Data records
━━━━━━

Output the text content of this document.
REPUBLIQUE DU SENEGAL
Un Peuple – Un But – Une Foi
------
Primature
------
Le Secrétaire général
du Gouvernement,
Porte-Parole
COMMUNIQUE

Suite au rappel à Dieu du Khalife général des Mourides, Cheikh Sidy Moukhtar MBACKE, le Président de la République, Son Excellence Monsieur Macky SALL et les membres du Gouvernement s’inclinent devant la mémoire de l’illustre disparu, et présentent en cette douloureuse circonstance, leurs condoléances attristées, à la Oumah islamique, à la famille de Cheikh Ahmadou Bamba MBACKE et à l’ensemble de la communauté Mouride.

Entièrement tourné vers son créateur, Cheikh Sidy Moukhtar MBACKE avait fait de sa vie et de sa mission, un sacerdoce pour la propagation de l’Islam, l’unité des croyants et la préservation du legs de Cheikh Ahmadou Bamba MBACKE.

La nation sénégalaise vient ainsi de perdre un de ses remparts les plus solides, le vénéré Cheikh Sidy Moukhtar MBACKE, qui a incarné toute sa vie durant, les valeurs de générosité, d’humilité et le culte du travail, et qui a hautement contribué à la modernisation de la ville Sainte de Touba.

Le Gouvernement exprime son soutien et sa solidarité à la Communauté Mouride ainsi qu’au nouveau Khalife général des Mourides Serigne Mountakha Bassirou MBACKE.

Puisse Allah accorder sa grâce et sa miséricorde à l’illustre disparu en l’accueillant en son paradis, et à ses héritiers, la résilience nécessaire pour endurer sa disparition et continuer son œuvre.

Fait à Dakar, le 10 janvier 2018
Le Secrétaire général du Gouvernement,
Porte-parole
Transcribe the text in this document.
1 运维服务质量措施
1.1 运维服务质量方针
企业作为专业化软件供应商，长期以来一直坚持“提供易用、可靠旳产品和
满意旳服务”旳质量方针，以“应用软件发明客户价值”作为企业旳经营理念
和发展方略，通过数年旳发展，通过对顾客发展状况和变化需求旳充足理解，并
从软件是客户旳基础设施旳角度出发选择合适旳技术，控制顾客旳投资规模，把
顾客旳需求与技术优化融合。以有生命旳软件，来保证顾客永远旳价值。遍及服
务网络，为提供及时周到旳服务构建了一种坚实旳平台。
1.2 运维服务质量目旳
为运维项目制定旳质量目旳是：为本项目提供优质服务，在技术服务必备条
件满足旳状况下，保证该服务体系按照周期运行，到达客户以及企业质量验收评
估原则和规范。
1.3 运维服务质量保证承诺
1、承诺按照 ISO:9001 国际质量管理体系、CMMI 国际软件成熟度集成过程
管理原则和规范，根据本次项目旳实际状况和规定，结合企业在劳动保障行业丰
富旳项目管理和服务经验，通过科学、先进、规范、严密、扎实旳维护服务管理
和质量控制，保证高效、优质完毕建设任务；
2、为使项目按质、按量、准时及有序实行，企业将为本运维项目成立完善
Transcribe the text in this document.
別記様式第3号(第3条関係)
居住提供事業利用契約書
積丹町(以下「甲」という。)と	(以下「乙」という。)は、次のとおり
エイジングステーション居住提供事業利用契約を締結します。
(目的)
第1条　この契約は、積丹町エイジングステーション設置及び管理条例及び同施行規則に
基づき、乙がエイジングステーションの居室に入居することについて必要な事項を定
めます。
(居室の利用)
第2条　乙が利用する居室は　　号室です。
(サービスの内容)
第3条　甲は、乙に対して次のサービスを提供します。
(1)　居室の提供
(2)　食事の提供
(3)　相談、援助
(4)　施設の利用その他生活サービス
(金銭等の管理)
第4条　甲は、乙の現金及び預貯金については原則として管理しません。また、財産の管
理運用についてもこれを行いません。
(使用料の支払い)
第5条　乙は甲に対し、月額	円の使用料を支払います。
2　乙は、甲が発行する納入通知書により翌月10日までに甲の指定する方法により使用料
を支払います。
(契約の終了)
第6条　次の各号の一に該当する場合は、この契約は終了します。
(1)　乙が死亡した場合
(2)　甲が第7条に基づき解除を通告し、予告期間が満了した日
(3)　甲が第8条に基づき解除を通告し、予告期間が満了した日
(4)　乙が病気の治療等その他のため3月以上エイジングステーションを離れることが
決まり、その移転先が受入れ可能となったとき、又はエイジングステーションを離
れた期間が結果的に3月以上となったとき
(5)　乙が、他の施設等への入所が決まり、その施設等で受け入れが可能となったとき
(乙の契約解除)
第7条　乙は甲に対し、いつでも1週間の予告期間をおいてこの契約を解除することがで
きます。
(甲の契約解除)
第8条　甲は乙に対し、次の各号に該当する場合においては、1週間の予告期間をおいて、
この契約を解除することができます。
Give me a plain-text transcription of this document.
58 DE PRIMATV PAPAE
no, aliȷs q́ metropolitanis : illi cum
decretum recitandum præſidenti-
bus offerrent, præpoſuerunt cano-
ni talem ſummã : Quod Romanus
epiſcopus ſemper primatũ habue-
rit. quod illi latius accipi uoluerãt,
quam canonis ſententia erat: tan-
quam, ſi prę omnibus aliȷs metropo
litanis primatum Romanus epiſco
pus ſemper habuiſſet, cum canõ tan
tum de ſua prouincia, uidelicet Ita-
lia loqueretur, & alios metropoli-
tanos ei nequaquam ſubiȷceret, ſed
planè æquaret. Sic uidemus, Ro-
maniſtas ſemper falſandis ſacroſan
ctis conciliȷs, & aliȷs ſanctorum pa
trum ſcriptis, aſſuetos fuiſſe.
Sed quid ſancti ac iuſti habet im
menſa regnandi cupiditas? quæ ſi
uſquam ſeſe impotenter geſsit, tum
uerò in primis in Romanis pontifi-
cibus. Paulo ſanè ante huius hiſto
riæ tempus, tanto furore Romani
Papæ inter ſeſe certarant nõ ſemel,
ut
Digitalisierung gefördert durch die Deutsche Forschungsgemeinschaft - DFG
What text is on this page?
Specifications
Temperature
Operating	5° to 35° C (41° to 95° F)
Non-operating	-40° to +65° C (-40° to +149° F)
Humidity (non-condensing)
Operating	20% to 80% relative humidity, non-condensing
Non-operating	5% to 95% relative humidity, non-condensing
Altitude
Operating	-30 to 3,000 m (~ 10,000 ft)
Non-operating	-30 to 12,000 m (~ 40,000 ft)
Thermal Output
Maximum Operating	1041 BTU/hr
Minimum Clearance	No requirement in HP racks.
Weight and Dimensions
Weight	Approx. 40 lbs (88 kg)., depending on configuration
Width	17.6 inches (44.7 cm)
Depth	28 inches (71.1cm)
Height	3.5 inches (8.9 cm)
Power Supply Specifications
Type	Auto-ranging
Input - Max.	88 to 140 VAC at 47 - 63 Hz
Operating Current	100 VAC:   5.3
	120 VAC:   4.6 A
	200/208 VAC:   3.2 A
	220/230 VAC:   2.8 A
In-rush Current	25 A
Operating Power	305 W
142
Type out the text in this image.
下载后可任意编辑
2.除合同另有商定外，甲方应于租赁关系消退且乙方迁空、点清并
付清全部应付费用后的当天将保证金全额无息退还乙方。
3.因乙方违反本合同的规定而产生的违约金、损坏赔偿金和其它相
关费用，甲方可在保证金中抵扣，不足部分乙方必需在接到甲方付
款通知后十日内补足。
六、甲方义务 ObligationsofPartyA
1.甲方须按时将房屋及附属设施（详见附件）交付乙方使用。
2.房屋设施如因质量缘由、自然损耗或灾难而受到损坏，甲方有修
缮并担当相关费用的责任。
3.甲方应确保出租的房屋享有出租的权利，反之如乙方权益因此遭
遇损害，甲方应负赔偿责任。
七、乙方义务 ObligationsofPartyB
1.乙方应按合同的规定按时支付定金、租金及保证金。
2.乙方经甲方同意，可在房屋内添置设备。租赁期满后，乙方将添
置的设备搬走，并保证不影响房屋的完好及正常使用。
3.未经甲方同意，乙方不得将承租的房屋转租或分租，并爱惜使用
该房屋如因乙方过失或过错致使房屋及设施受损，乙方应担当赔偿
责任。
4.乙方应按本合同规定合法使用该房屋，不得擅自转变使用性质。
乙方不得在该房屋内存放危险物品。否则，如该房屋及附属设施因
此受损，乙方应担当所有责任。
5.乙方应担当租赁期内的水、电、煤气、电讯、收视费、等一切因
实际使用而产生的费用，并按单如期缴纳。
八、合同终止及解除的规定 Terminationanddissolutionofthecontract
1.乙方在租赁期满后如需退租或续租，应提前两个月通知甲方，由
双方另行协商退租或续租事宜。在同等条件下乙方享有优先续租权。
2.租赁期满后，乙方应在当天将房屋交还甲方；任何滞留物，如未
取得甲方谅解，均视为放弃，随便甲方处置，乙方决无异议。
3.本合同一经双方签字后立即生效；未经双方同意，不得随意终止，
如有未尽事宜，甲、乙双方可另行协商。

━━━━━━

**What you will do**
Search the listing for the word "inches". Copy every line in which it occurs.

**Task result**
Width	17.6 inches (44.7 cm)
Depth	28 inches (71.1cm)
Height	3.5 inches (8.9 cm)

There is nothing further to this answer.